> _LISTING_
══════════════════════════════

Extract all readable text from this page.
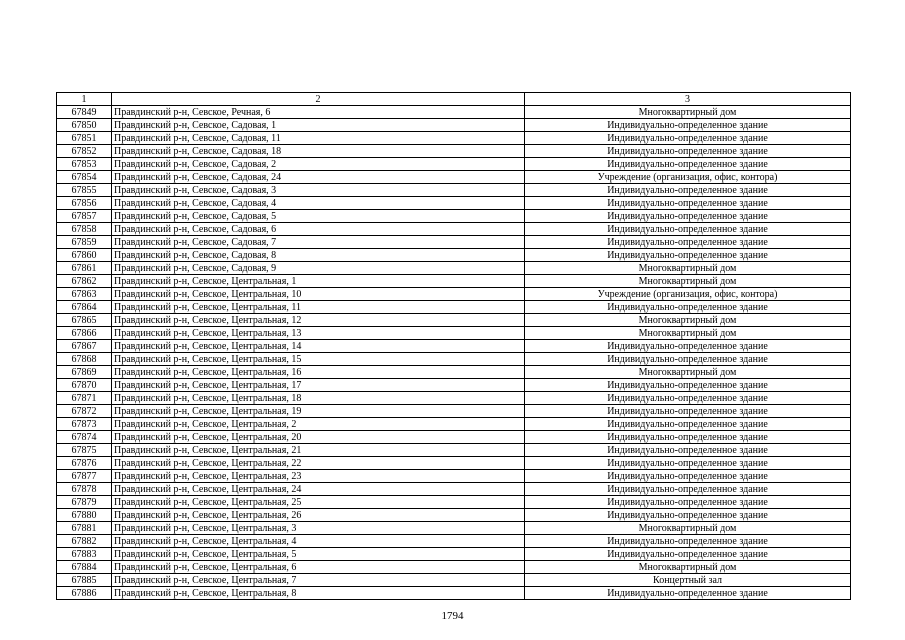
1	2	3
67849	Правдинский р-н, Севское, Речная, 6	Многоквартирный дом
67850	Правдинский р-н, Севское, Садовая, 1	Индивидуально-определенное здание
67851	Правдинский р-н, Севское, Садовая, 11	Индивидуально-определенное здание
67852	Правдинский р-н, Севское, Садовая, 18	Индивидуально-определенное здание
67853	Правдинский р-н, Севское, Садовая, 2	Индивидуально-определенное здание
67854	Правдинский р-н, Севское, Садовая, 24	Учреждение (организация, офис, контора)
67855	Правдинский р-н, Севское, Садовая, 3	Индивидуально-определенное здание
67856	Правдинский р-н, Севское, Садовая, 4	Индивидуально-определенное здание
67857	Правдинский р-н, Севское, Садовая, 5	Индивидуально-определенное здание
67858	Правдинский р-н, Севское, Садовая, 6	Индивидуально-определенное здание
67859	Правдинский р-н, Севское, Садовая, 7	Индивидуально-определенное здание
67860	Правдинский р-н, Севское, Садовая, 8	Индивидуально-определенное здание
67861	Правдинский р-н, Севское, Садовая, 9	Многоквартирный дом
67862	Правдинский р-н, Севское, Центральная, 1	Многоквартирный дом
67863	Правдинский р-н, Севское, Центральная, 10	Учреждение (организация, офис, контора)
67864	Правдинский р-н, Севское, Центральная, 11	Индивидуально-определенное здание
67865	Правдинский р-н, Севское, Центральная, 12	Многоквартирный дом
67866	Правдинский р-н, Севское, Центральная, 13	Многоквартирный дом
67867	Правдинский р-н, Севское, Центральная, 14	Индивидуально-определенное здание
67868	Правдинский р-н, Севское, Центральная, 15	Индивидуально-определенное здание
67869	Правдинский р-н, Севское, Центральная, 16	Многоквартирный дом
67870	Правдинский р-н, Севское, Центральная, 17	Индивидуально-определенное здание
67871	Правдинский р-н, Севское, Центральная, 18	Индивидуально-определенное здание
67872	Правдинский р-н, Севское, Центральная, 19	Индивидуально-определенное здание
67873	Правдинский р-н, Севское, Центральная, 2	Индивидуально-определенное здание
67874	Правдинский р-н, Севское, Центральная, 20	Индивидуально-определенное здание
67875	Правдинский р-н, Севское, Центральная, 21	Индивидуально-определенное здание
67876	Правдинский р-н, Севское, Центральная, 22	Индивидуально-определенное здание
67877	Правдинский р-н, Севское, Центральная, 23	Индивидуально-определенное здание
67878	Правдинский р-н, Севское, Центральная, 24	Индивидуально-определенное здание
67879	Правдинский р-н, Севское, Центральная, 25	Индивидуально-определенное здание
67880	Правдинский р-н, Севское, Центральная, 26	Индивидуально-определенное здание
67881	Правдинский р-н, Севское, Центральная, 3	Многоквартирный дом
67882	Правдинский р-н, Севское, Центральная, 4	Индивидуально-определенное здание
67883	Правдинский р-н, Севское, Центральная, 5	Индивидуально-определенное здание
67884	Правдинский р-н, Севское, Центральная, 6	Многоквартирный дом
67885	Правдинский р-н, Севское, Центральная, 7	Концертный зал
67886	Правдинский р-н, Севское, Центральная, 8	Индивидуально-определенное здание
1794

══════════════════════════════

> _TASK TO COMPLETE_
In your copy of the records, include no pictures; repeat everything else exactly.

> _TASK OUTPUT_
Extract all readable text from this page.
1	2	3
67849	Правдинский р-н, Севское, Речная, 6	Многоквартирный дом
67850	Правдинский р-н, Севское, Садовая, 1	Индивидуально-определенное здание
67851	Правдинский р-н, Севское, Садовая, 11	Индивидуально-определенное здание
67852	Правдинский р-н, Севское, Садовая, 18	Индивидуально-определенное здание
67853	Правдинский р-н, Севское, Садовая, 2	Индивидуально-определенное здание
67854	Правдинский р-н, Севское, Садовая, 24	Учреждение (организация, офис, контора)
67855	Правдинский р-н, Севское, Садовая, 3	Индивидуально-определенное здание
67856	Правдинский р-н, Севское, Садовая, 4	Индивидуально-определенное здание
67857	Правдинский р-н, Севское, Садовая, 5	Индивидуально-определенное здание
67858	Правдинский р-н, Севское, Садовая, 6	Индивидуально-определенное здание
67859	Правдинский р-н, Севское, Садовая, 7	Индивидуально-определенное здание
67860	Правдинский р-н, Севское, Садовая, 8	Индивидуально-определенное здание
67861	Правдинский р-н, Севское, Садовая, 9	Многоквартирный дом
67862	Правдинский р-н, Севское, Центральная, 1	Многоквартирный дом
67863	Правдинский р-н, Севское, Центральная, 10	Учреждение (организация, офис, контора)
67864	Правдинский р-н, Севское, Центральная, 11	Индивидуально-определенное здание
67865	Правдинский р-н, Севское, Центральная, 12	Многоквартирный дом
67866	Правдинский р-н, Севское, Центральная, 13	Многоквартирный дом
67867	Правдинский р-н, Севское, Центральная, 14	Индивидуально-определенное здание
67868	Правдинский р-н, Севское, Центральная, 15	Индивидуально-определенное здание
67869	Правдинский р-н, Севское, Центральная, 16	Многоквартирный дом
67870	Правдинский р-н, Севское, Центральная, 17	Индивидуально-определенное здание
67871	Правдинский р-н, Севское, Центральная, 18	Индивидуально-определенное здание
67872	Правдинский р-н, Севское, Центральная, 19	Индивидуально-определенное здание
67873	Правдинский р-н, Севское, Центральная, 2	Индивидуально-определенное здание
67874	Правдинский р-н, Севское, Центральная, 20	Индивидуально-определенное здание
67875	Правдинский р-н, Севское, Центральная, 21	Индивидуально-определенное здание
67876	Правдинский р-н, Севское, Центральная, 22	Индивидуально-определенное здание
67877	Правдинский р-н, Севское, Центральная, 23	Индивидуально-определенное здание
67878	Правдинский р-н, Севское, Центральная, 24	Индивидуально-определенное здание
67879	Правдинский р-н, Севское, Центральная, 25	Индивидуально-определенное здание
67880	Правдинский р-н, Севское, Центральная, 26	Индивидуально-определенное здание
67881	Правдинский р-н, Севское, Центральная, 3	Многоквартирный дом
67882	Правдинский р-н, Севское, Центральная, 4	Индивидуально-определенное здание
67883	Правдинский р-н, Севское, Центральная, 5	Индивидуально-определенное здание
67884	Правдинский р-н, Севское, Центральная, 6	Многоквартирный дом
67885	Правдинский р-н, Севское, Центральная, 7	Концертный зал
67886	Правдинский р-н, Севское, Центральная, 8	Индивидуально-определенное здание
1794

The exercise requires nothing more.